**EXERCISE TASK**
From the listing below, tally the lines that include "text". Return only the total.

++++++

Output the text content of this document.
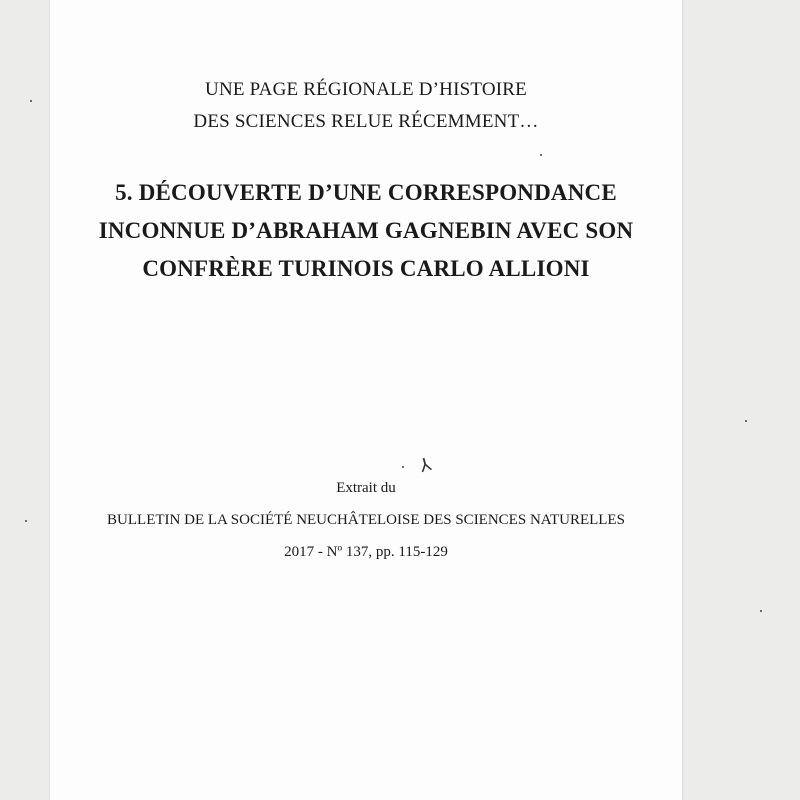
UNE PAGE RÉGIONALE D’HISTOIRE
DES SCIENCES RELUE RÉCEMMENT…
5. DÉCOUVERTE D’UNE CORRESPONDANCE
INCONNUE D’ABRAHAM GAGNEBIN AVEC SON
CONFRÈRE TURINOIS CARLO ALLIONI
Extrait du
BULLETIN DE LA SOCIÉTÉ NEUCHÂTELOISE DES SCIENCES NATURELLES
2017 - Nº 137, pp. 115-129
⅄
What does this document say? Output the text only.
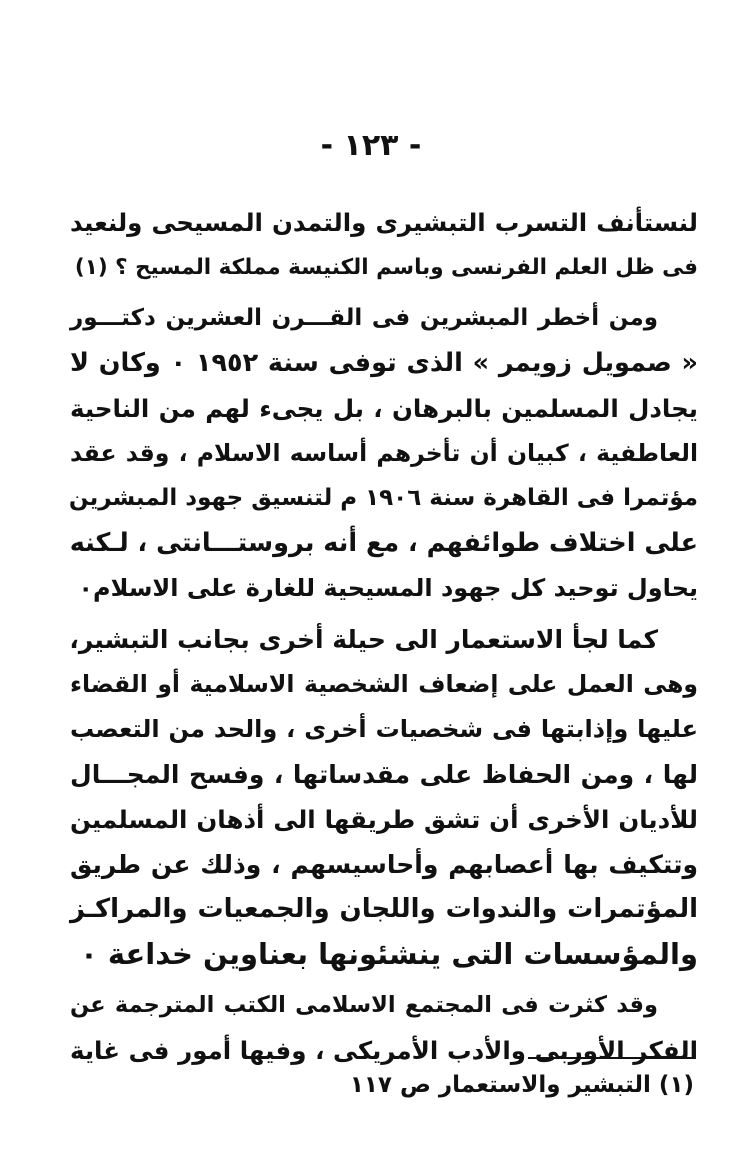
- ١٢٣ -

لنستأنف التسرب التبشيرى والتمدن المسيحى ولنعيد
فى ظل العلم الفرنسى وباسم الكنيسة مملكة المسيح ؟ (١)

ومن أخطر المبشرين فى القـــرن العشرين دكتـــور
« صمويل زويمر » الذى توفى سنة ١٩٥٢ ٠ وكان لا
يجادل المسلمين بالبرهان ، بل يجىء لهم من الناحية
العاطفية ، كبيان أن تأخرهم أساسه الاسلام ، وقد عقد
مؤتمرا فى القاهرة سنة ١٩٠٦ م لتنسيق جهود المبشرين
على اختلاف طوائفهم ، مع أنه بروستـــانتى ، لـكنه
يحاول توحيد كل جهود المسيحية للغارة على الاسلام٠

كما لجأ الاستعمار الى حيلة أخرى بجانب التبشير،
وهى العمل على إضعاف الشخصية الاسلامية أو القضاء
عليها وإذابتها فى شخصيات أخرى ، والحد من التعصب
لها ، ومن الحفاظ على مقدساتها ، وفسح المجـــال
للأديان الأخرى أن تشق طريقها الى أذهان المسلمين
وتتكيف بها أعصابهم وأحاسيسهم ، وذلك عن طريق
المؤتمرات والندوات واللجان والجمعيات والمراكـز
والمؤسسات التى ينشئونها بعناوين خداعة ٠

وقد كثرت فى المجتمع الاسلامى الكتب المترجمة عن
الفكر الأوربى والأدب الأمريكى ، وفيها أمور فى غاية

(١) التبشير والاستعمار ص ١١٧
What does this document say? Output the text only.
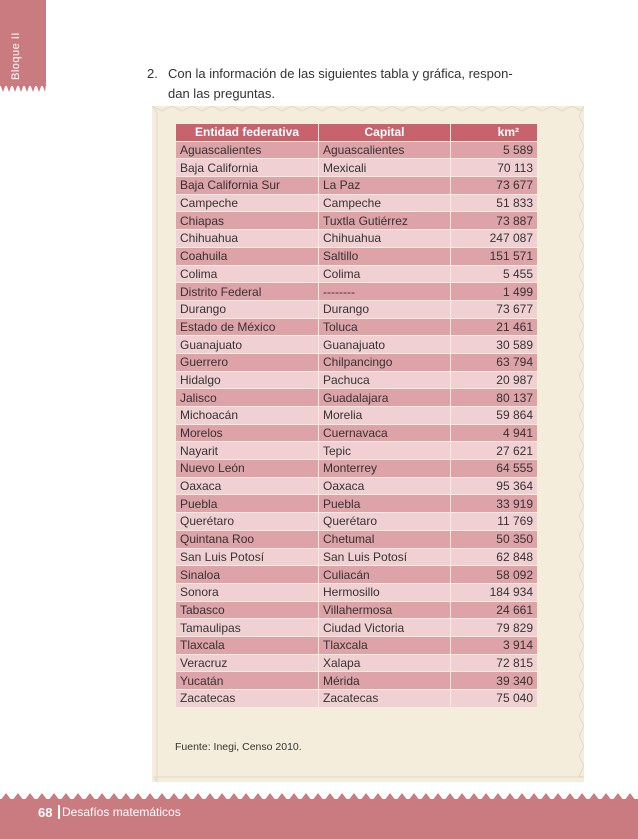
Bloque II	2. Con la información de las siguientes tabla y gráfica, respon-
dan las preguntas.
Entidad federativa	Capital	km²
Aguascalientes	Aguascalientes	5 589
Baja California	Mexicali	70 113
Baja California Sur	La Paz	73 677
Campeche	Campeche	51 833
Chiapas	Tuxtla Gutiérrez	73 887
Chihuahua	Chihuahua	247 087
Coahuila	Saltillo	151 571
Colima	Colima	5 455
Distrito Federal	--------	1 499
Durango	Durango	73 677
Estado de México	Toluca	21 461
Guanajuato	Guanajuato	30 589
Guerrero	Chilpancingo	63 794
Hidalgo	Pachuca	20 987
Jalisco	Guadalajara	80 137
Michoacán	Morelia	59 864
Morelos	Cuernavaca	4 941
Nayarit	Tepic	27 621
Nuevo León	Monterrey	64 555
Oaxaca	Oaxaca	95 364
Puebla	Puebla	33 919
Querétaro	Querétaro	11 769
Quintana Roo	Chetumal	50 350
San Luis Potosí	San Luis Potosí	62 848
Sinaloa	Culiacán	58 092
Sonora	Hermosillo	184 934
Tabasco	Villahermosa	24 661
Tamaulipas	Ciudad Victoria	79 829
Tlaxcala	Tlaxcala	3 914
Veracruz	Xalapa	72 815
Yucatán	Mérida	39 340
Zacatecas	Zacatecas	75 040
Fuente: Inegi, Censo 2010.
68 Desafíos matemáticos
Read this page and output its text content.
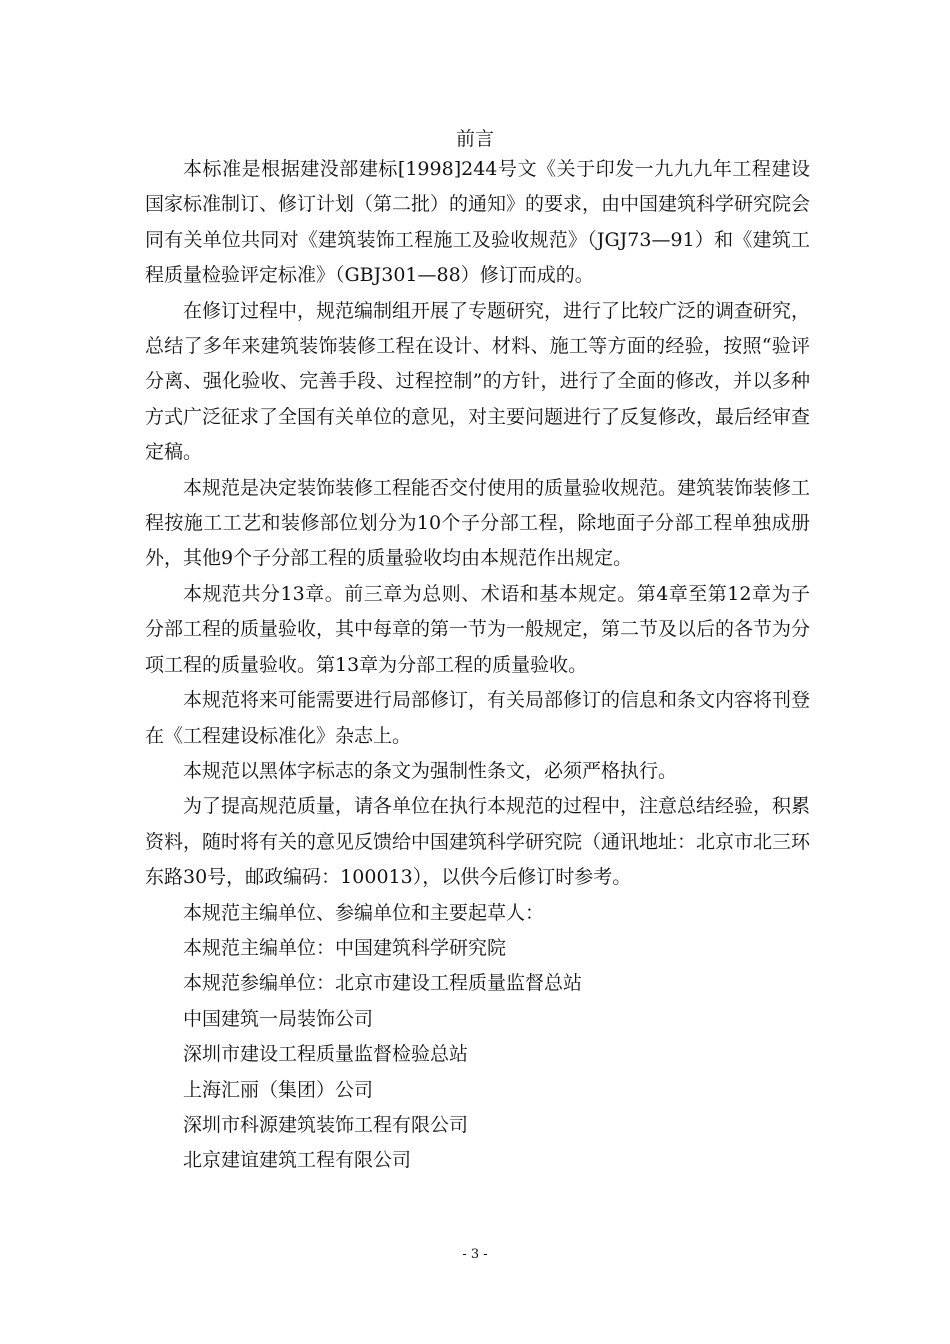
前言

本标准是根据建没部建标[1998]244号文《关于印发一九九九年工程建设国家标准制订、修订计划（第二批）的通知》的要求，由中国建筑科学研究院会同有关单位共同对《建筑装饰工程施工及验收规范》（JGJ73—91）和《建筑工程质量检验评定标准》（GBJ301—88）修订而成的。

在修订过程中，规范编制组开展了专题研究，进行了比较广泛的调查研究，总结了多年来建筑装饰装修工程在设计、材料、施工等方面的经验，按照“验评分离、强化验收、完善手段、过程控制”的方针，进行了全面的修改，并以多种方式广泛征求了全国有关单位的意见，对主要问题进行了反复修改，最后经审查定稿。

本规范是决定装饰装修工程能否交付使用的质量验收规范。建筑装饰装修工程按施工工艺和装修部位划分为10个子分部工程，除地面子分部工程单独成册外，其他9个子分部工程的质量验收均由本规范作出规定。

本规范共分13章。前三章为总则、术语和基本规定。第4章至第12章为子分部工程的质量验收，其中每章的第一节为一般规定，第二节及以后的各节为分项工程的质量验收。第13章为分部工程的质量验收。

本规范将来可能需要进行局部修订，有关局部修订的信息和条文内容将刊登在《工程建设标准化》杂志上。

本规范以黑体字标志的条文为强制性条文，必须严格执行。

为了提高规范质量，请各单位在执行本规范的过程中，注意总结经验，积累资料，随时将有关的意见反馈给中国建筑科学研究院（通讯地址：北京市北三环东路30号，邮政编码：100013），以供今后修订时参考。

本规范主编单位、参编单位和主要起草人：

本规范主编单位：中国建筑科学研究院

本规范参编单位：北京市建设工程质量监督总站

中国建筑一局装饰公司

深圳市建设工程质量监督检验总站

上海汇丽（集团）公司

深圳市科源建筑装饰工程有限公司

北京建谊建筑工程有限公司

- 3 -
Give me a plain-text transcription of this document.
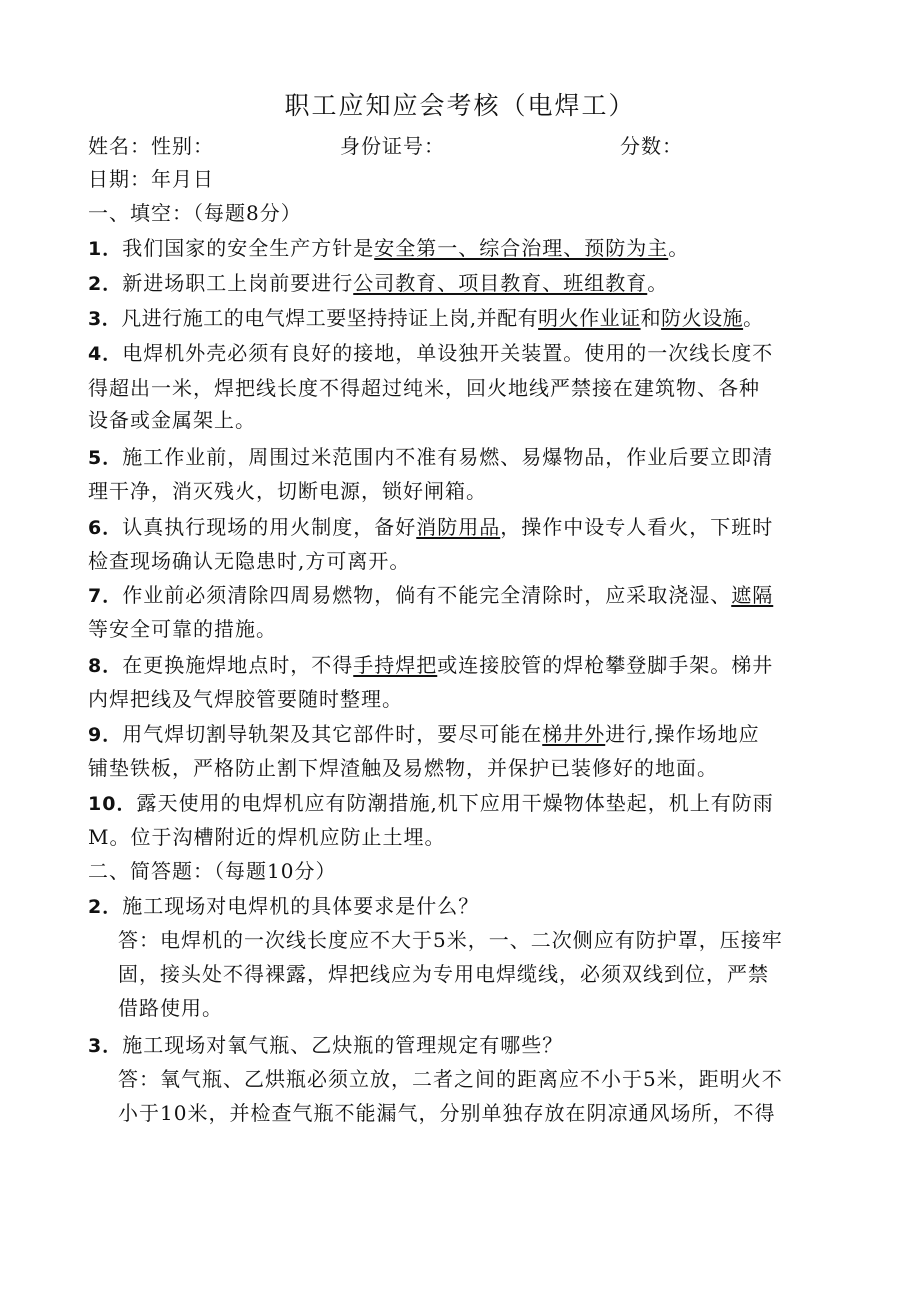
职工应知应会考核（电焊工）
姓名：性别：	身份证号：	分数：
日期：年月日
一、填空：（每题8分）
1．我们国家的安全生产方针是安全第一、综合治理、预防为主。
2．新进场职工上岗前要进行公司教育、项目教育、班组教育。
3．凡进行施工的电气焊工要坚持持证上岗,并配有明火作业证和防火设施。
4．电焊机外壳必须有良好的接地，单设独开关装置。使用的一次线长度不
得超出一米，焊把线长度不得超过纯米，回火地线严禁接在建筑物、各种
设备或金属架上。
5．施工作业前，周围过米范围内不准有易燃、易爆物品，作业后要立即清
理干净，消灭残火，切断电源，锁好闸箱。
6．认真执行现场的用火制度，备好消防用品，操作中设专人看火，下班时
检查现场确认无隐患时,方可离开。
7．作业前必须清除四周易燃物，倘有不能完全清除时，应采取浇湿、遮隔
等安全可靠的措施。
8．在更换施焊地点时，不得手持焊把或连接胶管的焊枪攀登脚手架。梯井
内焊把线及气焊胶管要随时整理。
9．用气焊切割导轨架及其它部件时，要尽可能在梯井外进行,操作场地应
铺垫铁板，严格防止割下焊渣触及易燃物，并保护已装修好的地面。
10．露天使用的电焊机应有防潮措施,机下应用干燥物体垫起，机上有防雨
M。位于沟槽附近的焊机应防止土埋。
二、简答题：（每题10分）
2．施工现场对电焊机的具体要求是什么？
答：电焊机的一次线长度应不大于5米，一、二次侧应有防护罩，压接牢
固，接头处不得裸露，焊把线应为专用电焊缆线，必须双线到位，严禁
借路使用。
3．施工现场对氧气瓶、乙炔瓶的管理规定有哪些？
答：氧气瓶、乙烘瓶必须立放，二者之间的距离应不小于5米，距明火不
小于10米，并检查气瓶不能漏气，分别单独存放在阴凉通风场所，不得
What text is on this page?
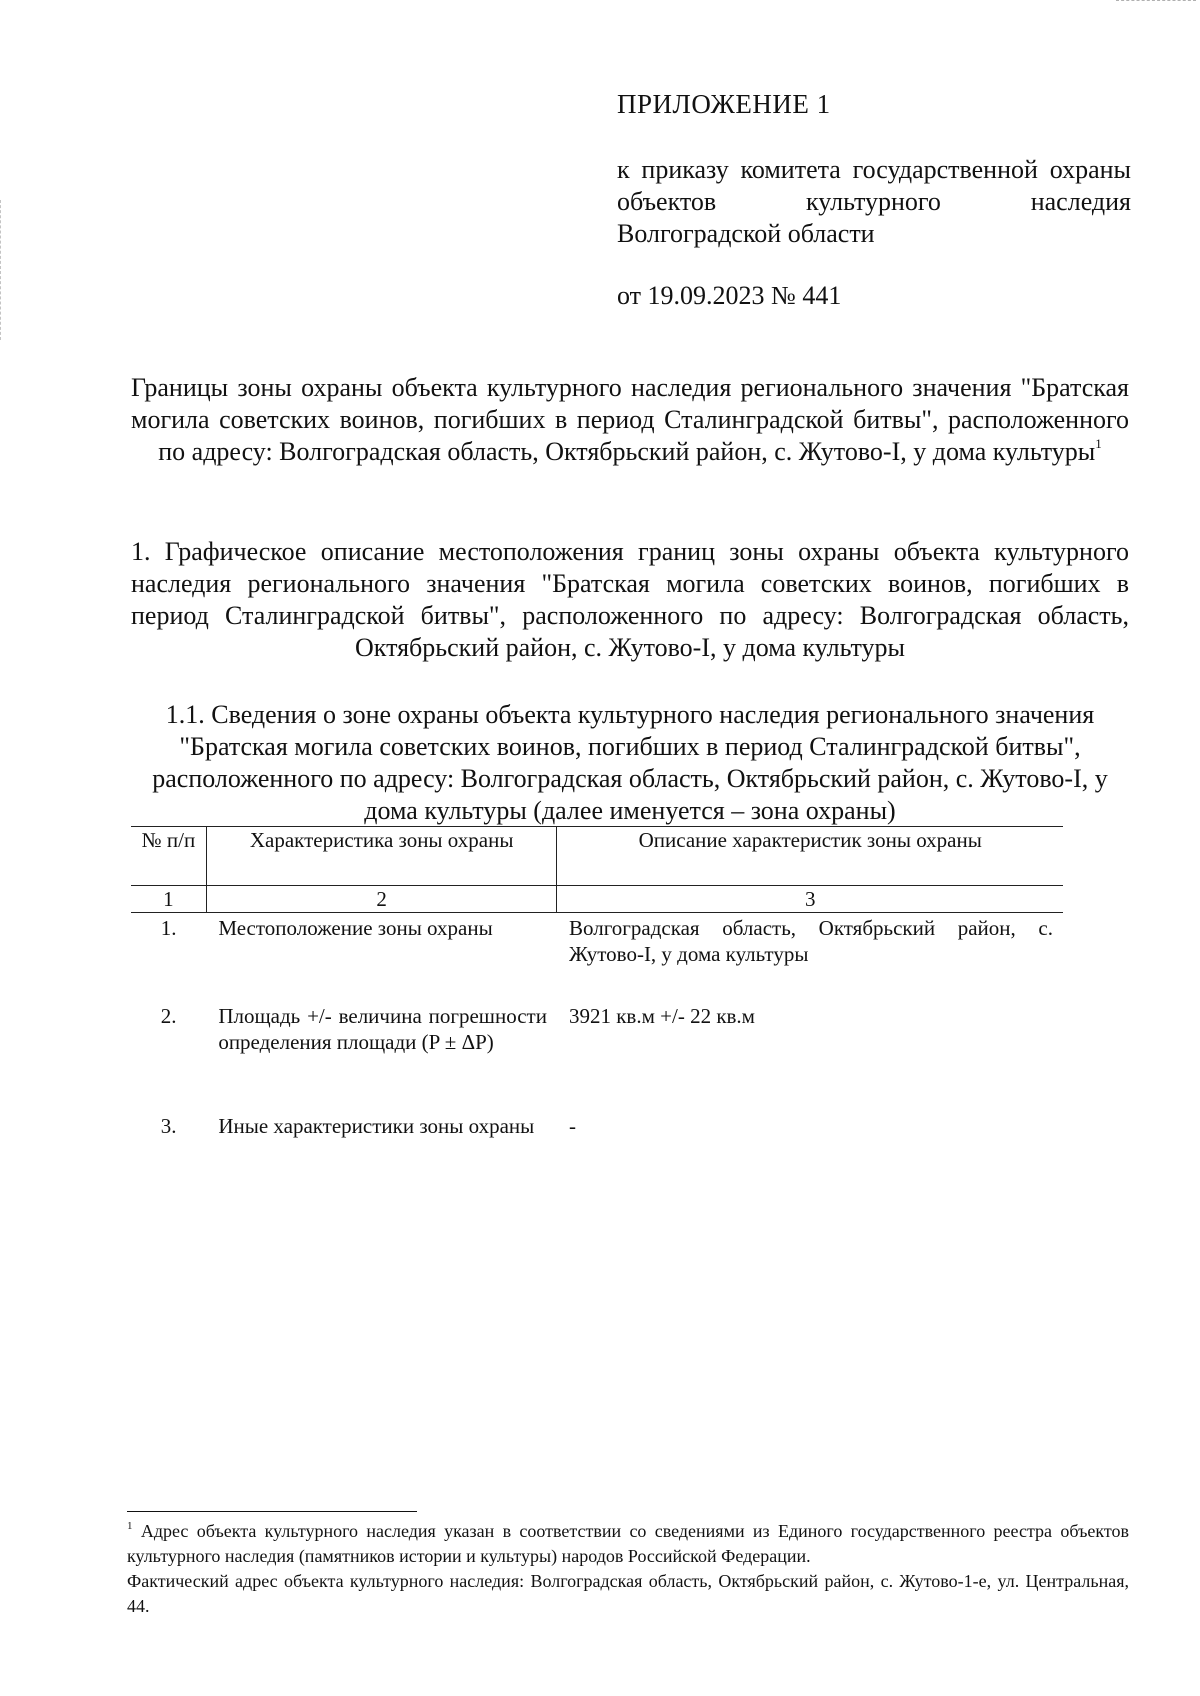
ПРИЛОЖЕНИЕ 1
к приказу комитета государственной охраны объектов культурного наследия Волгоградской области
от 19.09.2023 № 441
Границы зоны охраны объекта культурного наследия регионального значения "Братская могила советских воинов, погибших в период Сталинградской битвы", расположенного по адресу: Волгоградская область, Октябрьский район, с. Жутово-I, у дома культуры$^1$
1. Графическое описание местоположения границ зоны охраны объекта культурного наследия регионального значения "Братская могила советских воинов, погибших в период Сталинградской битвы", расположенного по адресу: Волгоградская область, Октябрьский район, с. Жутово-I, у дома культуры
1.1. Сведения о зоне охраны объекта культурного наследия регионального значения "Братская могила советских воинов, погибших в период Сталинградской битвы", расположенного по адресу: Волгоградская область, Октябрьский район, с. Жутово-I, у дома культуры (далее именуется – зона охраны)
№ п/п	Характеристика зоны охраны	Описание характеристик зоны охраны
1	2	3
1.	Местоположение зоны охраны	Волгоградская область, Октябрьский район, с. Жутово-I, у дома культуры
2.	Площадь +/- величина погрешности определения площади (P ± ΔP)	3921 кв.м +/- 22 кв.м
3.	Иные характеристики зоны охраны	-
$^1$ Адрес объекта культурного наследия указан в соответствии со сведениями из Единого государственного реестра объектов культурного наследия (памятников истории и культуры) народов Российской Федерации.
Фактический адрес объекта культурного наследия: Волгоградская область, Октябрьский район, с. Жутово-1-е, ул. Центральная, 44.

++++++

**THE RESPONSE**
6